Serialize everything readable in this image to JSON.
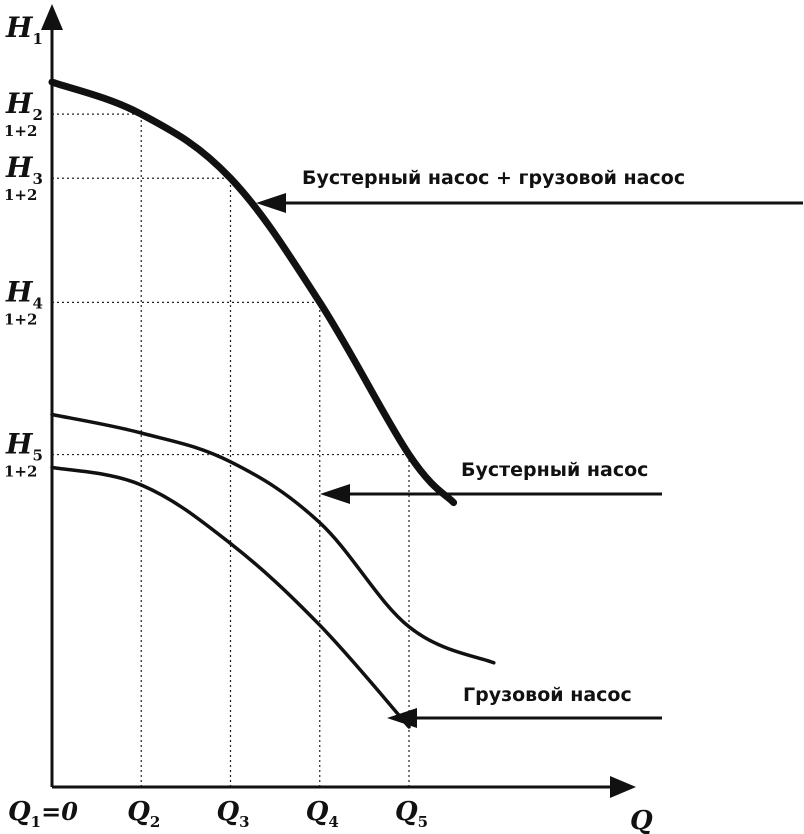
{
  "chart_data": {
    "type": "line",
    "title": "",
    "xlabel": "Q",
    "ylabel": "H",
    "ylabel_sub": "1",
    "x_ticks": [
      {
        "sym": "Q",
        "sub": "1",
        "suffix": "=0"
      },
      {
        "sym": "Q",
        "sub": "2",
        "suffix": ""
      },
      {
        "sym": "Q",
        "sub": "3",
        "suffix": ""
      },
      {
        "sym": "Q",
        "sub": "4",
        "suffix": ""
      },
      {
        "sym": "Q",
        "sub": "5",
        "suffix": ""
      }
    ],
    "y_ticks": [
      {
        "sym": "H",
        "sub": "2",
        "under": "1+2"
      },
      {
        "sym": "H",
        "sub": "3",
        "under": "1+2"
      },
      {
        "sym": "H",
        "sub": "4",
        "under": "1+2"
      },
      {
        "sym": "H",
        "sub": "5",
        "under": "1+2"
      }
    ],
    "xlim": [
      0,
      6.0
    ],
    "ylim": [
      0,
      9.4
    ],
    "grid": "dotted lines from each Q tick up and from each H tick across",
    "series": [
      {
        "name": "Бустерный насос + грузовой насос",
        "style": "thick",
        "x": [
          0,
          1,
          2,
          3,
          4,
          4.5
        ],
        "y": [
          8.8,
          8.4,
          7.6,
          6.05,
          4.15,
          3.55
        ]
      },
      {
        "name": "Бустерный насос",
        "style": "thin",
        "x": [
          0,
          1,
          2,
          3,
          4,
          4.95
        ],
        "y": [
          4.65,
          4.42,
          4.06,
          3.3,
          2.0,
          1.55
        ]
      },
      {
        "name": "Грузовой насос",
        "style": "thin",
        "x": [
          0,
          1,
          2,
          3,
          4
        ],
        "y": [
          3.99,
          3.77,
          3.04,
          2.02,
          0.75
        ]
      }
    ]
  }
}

STATED GOAL>
Write out the full listing verbatim, excluding its pictures.

RESULT OF THE TASK>
Serialize everything readable in this image to JSON.
{
  "chart_data": {
    "type": "line",
    "title": "",
    "xlabel": "Q",
    "ylabel": "H",
    "ylabel_sub": "1",
    "x_ticks": [
      {
        "sym": "Q",
        "sub": "1",
        "suffix": "=0"
      },
      {
        "sym": "Q",
        "sub": "2",
        "suffix": ""
      },
      {
        "sym": "Q",
        "sub": "3",
        "suffix": ""
      },
      {
        "sym": "Q",
        "sub": "4",
        "suffix": ""
      },
      {
        "sym": "Q",
        "sub": "5",
        "suffix": ""
      }
    ],
    "y_ticks": [
      {
        "sym": "H",
        "sub": "2",
        "under": "1+2"
      },
      {
        "sym": "H",
        "sub": "3",
        "under": "1+2"
      },
      {
        "sym": "H",
        "sub": "4",
        "under": "1+2"
      },
      {
        "sym": "H",
        "sub": "5",
        "under": "1+2"
      }
    ],
    "xlim": [
      0,
      6.0
    ],
    "ylim": [
      0,
      9.4
    ],
    "grid": "dotted lines from each Q tick up and from each H tick across",
    "series": [
      {
        "name": "Бустерный насос + грузовой насос",
        "style": "thick",
        "x": [
          0,
          1,
          2,
          3,
          4,
          4.5
        ],
        "y": [
          8.8,
          8.4,
          7.6,
          6.05,
          4.15,
          3.55
        ]
      },
      {
        "name": "Бустерный насос",
        "style": "thin",
        "x": [
          0,
          1,
          2,
          3,
          4,
          4.95
        ],
        "y": [
          4.65,
          4.42,
          4.06,
          3.3,
          2.0,
          1.55
        ]
      },
      {
        "name": "Грузовой насос",
        "style": "thin",
        "x": [
          0,
          1,
          2,
          3,
          4
        ],
        "y": [
          3.99,
          3.77,
          3.04,
          2.02,
          0.75
        ]
      }
    ]
  }
}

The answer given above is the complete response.